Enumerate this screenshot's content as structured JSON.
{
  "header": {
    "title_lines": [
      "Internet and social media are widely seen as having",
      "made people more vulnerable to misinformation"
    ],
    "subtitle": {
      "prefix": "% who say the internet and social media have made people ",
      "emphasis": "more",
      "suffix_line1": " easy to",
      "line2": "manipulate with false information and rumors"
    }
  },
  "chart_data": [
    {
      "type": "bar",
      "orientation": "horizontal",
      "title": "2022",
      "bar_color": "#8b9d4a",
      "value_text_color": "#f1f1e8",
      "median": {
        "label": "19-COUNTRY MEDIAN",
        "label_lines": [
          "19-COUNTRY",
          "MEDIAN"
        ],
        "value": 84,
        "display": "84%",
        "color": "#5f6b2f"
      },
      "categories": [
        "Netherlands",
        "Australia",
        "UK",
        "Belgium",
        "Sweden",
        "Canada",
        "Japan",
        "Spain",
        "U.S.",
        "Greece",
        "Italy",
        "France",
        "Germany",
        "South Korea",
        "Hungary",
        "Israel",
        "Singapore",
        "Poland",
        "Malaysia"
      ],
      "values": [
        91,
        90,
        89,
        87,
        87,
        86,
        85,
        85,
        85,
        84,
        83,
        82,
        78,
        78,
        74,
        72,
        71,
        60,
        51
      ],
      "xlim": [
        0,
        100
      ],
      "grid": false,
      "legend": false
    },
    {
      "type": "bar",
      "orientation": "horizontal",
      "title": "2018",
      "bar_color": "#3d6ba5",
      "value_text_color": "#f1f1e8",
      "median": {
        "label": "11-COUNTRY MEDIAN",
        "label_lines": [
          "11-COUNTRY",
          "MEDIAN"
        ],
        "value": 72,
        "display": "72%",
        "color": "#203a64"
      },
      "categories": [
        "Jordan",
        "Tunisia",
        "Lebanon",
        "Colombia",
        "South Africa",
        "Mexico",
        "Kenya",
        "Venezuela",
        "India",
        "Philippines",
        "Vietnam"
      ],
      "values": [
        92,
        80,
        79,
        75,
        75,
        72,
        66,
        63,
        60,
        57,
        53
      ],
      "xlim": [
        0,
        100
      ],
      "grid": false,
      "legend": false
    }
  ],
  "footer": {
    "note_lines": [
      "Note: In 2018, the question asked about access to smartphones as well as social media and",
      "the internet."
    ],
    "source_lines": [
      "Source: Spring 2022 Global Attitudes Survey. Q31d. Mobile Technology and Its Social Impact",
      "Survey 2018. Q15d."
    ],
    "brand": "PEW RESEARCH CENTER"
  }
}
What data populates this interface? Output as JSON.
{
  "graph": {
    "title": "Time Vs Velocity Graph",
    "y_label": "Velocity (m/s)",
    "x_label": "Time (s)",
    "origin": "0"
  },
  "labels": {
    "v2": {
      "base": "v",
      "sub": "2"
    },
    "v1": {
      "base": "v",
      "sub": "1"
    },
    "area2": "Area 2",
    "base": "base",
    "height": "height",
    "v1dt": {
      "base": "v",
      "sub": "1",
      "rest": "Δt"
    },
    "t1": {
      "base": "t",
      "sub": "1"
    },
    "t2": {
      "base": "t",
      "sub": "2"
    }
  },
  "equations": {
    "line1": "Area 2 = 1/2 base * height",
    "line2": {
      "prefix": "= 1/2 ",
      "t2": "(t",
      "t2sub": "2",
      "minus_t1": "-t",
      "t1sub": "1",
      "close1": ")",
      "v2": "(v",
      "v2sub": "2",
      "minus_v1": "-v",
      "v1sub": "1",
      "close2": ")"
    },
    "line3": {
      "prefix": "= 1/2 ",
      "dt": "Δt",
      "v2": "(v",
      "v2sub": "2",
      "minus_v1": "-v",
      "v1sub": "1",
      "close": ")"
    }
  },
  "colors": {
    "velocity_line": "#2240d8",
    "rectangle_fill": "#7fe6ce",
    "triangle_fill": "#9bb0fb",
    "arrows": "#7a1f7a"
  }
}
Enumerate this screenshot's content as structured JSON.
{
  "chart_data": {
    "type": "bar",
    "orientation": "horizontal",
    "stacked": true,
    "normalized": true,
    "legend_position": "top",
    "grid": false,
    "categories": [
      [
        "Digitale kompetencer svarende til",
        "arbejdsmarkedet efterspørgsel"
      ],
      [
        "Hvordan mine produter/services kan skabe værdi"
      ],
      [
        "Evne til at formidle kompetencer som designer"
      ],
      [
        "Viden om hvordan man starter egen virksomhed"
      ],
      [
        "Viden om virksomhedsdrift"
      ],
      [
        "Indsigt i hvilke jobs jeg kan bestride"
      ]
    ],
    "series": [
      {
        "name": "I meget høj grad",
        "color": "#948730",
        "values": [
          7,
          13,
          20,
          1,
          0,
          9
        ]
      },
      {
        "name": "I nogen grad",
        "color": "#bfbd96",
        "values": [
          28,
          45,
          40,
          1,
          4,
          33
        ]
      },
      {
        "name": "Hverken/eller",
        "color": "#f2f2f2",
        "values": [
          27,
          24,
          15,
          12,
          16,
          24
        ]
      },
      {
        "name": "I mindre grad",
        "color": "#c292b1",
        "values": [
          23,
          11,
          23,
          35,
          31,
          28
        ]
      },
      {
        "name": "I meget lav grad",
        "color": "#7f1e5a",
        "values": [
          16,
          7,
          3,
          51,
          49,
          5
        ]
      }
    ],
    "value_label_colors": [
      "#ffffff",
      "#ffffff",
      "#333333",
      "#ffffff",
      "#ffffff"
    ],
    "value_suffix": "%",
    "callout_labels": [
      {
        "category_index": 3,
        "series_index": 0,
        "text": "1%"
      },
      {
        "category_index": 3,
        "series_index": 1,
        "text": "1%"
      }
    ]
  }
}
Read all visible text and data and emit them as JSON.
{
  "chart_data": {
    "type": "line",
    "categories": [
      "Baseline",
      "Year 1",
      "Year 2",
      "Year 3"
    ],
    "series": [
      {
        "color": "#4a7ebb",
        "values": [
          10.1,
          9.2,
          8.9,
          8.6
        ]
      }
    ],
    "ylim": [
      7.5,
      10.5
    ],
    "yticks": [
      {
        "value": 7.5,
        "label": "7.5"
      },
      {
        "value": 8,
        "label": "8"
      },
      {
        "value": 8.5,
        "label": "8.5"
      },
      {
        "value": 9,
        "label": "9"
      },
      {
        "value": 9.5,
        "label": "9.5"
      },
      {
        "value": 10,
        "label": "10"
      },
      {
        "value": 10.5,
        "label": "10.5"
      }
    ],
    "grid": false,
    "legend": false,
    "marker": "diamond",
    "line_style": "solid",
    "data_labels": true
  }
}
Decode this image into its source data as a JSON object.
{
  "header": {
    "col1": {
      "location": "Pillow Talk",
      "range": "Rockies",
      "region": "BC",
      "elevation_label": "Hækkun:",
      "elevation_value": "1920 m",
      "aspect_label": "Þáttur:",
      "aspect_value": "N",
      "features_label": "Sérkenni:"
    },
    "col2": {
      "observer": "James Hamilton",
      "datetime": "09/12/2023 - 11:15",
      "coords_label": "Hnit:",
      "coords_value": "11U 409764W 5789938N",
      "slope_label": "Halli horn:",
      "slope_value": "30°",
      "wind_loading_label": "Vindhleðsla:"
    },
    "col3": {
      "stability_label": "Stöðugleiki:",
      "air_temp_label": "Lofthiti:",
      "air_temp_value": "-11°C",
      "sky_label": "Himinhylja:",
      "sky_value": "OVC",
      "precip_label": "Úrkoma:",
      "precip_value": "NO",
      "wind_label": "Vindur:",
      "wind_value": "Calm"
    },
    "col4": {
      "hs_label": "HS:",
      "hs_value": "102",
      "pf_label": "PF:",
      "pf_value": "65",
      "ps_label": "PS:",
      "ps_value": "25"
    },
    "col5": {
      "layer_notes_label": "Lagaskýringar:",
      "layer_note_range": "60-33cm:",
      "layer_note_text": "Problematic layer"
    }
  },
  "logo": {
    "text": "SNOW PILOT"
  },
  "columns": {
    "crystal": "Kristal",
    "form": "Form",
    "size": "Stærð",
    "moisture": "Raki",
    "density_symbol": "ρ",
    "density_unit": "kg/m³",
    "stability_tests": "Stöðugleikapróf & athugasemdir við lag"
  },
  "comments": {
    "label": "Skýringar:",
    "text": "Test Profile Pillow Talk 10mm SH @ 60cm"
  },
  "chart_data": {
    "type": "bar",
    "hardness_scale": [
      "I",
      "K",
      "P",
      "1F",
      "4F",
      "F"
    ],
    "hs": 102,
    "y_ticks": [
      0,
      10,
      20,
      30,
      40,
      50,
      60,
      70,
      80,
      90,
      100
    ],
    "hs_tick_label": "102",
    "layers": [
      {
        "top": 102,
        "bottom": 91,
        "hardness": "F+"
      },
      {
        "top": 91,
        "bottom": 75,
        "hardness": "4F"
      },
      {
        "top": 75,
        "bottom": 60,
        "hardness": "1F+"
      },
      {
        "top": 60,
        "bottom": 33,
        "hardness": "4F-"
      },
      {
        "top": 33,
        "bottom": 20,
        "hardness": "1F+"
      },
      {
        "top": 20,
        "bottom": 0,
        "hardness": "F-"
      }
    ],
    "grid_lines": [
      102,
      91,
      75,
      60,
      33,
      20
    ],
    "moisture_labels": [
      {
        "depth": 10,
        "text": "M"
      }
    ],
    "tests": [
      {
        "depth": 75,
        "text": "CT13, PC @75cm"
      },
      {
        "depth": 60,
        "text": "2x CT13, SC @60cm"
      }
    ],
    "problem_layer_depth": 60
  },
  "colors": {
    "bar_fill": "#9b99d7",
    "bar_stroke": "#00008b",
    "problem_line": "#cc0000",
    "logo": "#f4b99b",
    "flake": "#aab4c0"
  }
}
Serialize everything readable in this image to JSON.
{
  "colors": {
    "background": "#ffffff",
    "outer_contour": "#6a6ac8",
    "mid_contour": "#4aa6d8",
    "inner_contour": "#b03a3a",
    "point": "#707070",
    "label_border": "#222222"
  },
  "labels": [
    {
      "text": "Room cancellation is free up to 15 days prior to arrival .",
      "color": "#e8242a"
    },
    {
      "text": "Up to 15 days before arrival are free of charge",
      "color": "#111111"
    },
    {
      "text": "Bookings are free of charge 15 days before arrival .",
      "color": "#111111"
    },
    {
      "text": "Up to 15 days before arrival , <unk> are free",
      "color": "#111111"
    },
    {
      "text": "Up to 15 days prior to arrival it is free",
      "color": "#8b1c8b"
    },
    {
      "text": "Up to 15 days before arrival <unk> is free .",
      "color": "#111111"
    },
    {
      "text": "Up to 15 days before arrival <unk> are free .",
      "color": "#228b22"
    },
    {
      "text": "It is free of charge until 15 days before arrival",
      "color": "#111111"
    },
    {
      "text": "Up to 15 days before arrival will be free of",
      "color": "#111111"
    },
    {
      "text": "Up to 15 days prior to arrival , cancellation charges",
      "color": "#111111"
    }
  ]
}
= = = = =
_INSTRUCTION_
In the listing above, count each line that holds the string "height". Give the number only.

_TASK RESULT_
2